'''

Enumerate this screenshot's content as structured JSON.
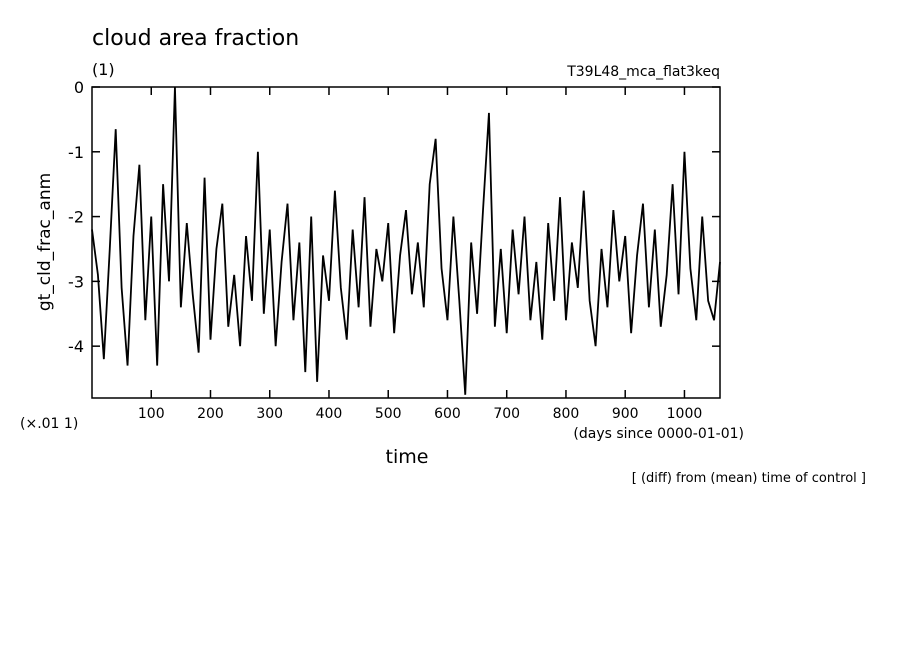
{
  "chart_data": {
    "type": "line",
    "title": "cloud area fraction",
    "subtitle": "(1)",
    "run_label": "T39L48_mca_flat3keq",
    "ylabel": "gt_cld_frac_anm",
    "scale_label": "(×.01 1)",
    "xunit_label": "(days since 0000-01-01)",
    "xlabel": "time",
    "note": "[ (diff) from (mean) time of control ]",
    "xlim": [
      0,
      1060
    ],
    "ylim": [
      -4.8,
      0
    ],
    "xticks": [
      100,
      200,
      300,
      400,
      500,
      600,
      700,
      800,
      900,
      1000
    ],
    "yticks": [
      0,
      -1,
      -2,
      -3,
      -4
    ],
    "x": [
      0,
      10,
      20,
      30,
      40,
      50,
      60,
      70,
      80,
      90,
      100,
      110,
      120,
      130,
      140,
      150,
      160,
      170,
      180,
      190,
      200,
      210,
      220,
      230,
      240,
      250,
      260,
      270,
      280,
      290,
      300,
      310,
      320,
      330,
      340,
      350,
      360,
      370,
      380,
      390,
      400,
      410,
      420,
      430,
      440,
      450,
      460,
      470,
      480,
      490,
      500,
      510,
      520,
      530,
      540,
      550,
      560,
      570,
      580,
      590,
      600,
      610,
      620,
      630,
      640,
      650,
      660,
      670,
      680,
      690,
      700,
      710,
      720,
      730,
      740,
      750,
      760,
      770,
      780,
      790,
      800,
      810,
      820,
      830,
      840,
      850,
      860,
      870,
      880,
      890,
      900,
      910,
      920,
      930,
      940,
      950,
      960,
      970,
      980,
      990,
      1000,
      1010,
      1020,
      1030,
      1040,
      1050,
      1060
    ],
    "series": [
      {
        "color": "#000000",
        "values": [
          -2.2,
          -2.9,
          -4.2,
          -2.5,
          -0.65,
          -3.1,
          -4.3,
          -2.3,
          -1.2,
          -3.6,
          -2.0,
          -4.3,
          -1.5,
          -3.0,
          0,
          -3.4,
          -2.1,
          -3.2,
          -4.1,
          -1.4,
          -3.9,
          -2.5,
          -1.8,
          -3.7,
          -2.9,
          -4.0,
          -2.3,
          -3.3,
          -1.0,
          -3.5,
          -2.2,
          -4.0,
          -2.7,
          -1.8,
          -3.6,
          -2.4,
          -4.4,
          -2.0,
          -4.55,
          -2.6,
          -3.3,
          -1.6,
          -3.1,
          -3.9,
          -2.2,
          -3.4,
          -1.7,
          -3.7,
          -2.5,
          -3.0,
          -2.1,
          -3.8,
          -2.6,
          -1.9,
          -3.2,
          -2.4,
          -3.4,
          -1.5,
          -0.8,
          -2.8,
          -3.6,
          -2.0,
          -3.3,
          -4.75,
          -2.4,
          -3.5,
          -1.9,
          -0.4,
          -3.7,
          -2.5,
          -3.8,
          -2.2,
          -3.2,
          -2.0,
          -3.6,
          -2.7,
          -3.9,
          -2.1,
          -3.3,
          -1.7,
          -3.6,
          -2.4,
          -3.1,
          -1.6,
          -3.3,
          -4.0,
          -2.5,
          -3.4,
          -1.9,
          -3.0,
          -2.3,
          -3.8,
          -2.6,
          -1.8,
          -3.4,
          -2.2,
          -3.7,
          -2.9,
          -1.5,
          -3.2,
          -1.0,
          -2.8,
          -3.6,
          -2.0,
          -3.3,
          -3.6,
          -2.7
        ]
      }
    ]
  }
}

'''

__STATED GOAL__. Your answer should be a single number: the count of lines in the entries that contain the word "time".

__EXERCISE ANSWER__. 2